## TASK DESCRIPTION
Repeat every line of the listing below exactly, minus the pictures.

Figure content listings
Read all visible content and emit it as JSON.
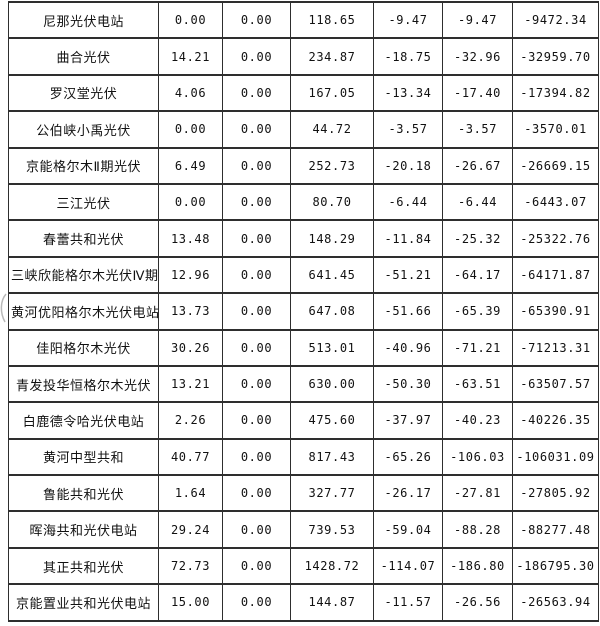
{
  "colors": {
    "background": "#ffffff",
    "border": "#2e2e2e",
    "text": "#111111"
  },
  "table": {
    "rows": [
      {
        "name": "尼那光伏电站",
        "values": [
          "0.00",
          "0.00",
          "118.65",
          "-9.47",
          "-9.47",
          "-9472.34"
        ]
      },
      {
        "name": "曲合光伏",
        "values": [
          "14.21",
          "0.00",
          "234.87",
          "-18.75",
          "-32.96",
          "-32959.70"
        ]
      },
      {
        "name": "罗汉堂光伏",
        "values": [
          "4.06",
          "0.00",
          "167.05",
          "-13.34",
          "-17.40",
          "-17394.82"
        ]
      },
      {
        "name": "公伯峡小禹光伏",
        "values": [
          "0.00",
          "0.00",
          "44.72",
          "-3.57",
          "-3.57",
          "-3570.01"
        ]
      },
      {
        "name": "京能格尔木Ⅱ期光伏",
        "values": [
          "6.49",
          "0.00",
          "252.73",
          "-20.18",
          "-26.67",
          "-26669.15"
        ]
      },
      {
        "name": "三江光伏",
        "values": [
          "0.00",
          "0.00",
          "80.70",
          "-6.44",
          "-6.44",
          "-6443.07"
        ]
      },
      {
        "name": "春蕾共和光伏",
        "values": [
          "13.48",
          "0.00",
          "148.29",
          "-11.84",
          "-25.32",
          "-25322.76"
        ]
      },
      {
        "name": "三峡欣能格尔木光伏Ⅳ期",
        "values": [
          "12.96",
          "0.00",
          "641.45",
          "-51.21",
          "-64.17",
          "-64171.87"
        ]
      },
      {
        "name": "黄河优阳格尔木光伏电站",
        "values": [
          "13.73",
          "0.00",
          "647.08",
          "-51.66",
          "-65.39",
          "-65390.91"
        ]
      },
      {
        "name": "佳阳格尔木光伏",
        "values": [
          "30.26",
          "0.00",
          "513.01",
          "-40.96",
          "-71.21",
          "-71213.31"
        ]
      },
      {
        "name": "青发投华恒格尔木光伏",
        "values": [
          "13.21",
          "0.00",
          "630.00",
          "-50.30",
          "-63.51",
          "-63507.57"
        ]
      },
      {
        "name": "白鹿德令哈光伏电站",
        "values": [
          "2.26",
          "0.00",
          "475.60",
          "-37.97",
          "-40.23",
          "-40226.35"
        ]
      },
      {
        "name": "黄河中型共和",
        "values": [
          "40.77",
          "0.00",
          "817.43",
          "-65.26",
          "-106.03",
          "-106031.09"
        ]
      },
      {
        "name": "鲁能共和光伏",
        "values": [
          "1.64",
          "0.00",
          "327.77",
          "-26.17",
          "-27.81",
          "-27805.92"
        ]
      },
      {
        "name": "晖海共和光伏电站",
        "values": [
          "29.24",
          "0.00",
          "739.53",
          "-59.04",
          "-88.28",
          "-88277.48"
        ]
      },
      {
        "name": "其正共和光伏",
        "values": [
          "72.73",
          "0.00",
          "1428.72",
          "-114.07",
          "-186.80",
          "-186795.30"
        ]
      },
      {
        "name": "京能置业共和光伏电站",
        "values": [
          "15.00",
          "0.00",
          "144.87",
          "-11.57",
          "-26.56",
          "-26563.94"
        ]
      }
    ]
  }
}
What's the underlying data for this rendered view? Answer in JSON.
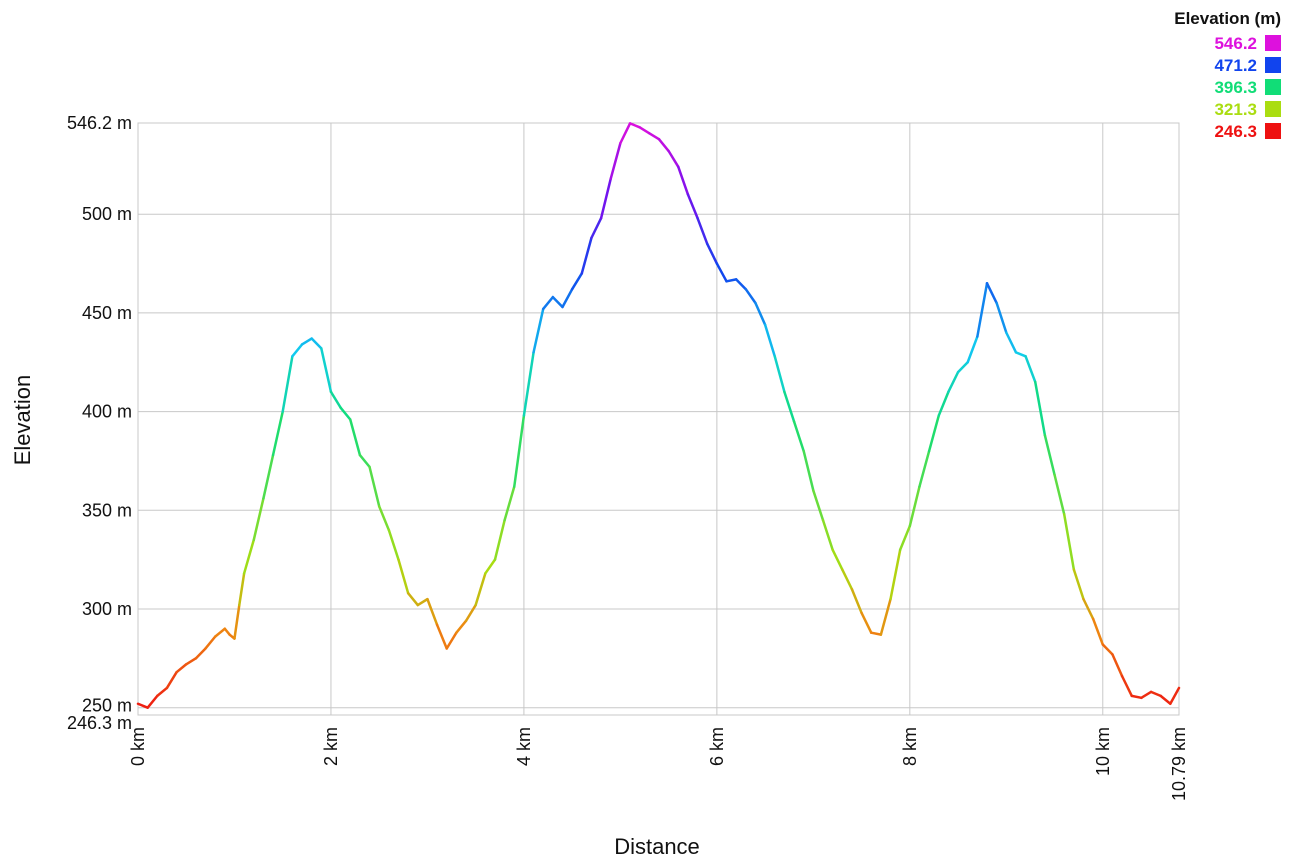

## OUTPUT
Read all visible content and emit it as JSON.
{
  "colors": {
    "background": "#ffffff",
    "border": "#2e2e2e",
    "text": "#111111"
  },
  "table": {
    "rows": [
      {
        "name": "尼那光伏电站",
        "values": [
          "0.00",
          "0.00",
          "118.65",
          "-9.47",
          "-9.47",
          "-9472.34"
        ]
      },
      {
        "name": "曲合光伏",
        "values": [
          "14.21",
          "0.00",
          "234.87",
          "-18.75",
          "-32.96",
          "-32959.70"
        ]
      },
      {
        "name": "罗汉堂光伏",
        "values": [
          "4.06",
          "0.00",
          "167.05",
          "-13.34",
          "-17.40",
          "-17394.82"
        ]
      },
      {
        "name": "公伯峡小禹光伏",
        "values": [
          "0.00",
          "0.00",
          "44.72",
          "-3.57",
          "-3.57",
          "-3570.01"
        ]
      },
      {
        "name": "京能格尔木Ⅱ期光伏",
        "values": [
          "6.49",
          "0.00",
          "252.73",
          "-20.18",
          "-26.67",
          "-26669.15"
        ]
      },
      {
        "name": "三江光伏",
        "values": [
          "0.00",
          "0.00",
          "80.70",
          "-6.44",
          "-6.44",
          "-6443.07"
        ]
      },
      {
        "name": "春蕾共和光伏",
        "values": [
          "13.48",
          "0.00",
          "148.29",
          "-11.84",
          "-25.32",
          "-25322.76"
        ]
      },
      {
        "name": "三峡欣能格尔木光伏Ⅳ期",
        "values": [
          "12.96",
          "0.00",
          "641.45",
          "-51.21",
          "-64.17",
          "-64171.87"
        ]
      },
      {
        "name": "黄河优阳格尔木光伏电站",
        "values": [
          "13.73",
          "0.00",
          "647.08",
          "-51.66",
          "-65.39",
          "-65390.91"
        ]
      },
      {
        "name": "佳阳格尔木光伏",
        "values": [
          "30.26",
          "0.00",
          "513.01",
          "-40.96",
          "-71.21",
          "-71213.31"
        ]
      },
      {
        "name": "青发投华恒格尔木光伏",
        "values": [
          "13.21",
          "0.00",
          "630.00",
          "-50.30",
          "-63.51",
          "-63507.57"
        ]
      },
      {
        "name": "白鹿德令哈光伏电站",
        "values": [
          "2.26",
          "0.00",
          "475.60",
          "-37.97",
          "-40.23",
          "-40226.35"
        ]
      },
      {
        "name": "黄河中型共和",
        "values": [
          "40.77",
          "0.00",
          "817.43",
          "-65.26",
          "-106.03",
          "-106031.09"
        ]
      },
      {
        "name": "鲁能共和光伏",
        "values": [
          "1.64",
          "0.00",
          "327.77",
          "-26.17",
          "-27.81",
          "-27805.92"
        ]
      },
      {
        "name": "晖海共和光伏电站",
        "values": [
          "29.24",
          "0.00",
          "739.53",
          "-59.04",
          "-88.28",
          "-88277.48"
        ]
      },
      {
        "name": "其正共和光伏",
        "values": [
          "72.73",
          "0.00",
          "1428.72",
          "-114.07",
          "-186.80",
          "-186795.30"
        ]
      },
      {
        "name": "京能置业共和光伏电站",
        "values": [
          "15.00",
          "0.00",
          "144.87",
          "-11.57",
          "-26.56",
          "-26563.94"
        ]
      }
    ]
  }
}
What's the underlying data for this rendered view? Answer in JSON.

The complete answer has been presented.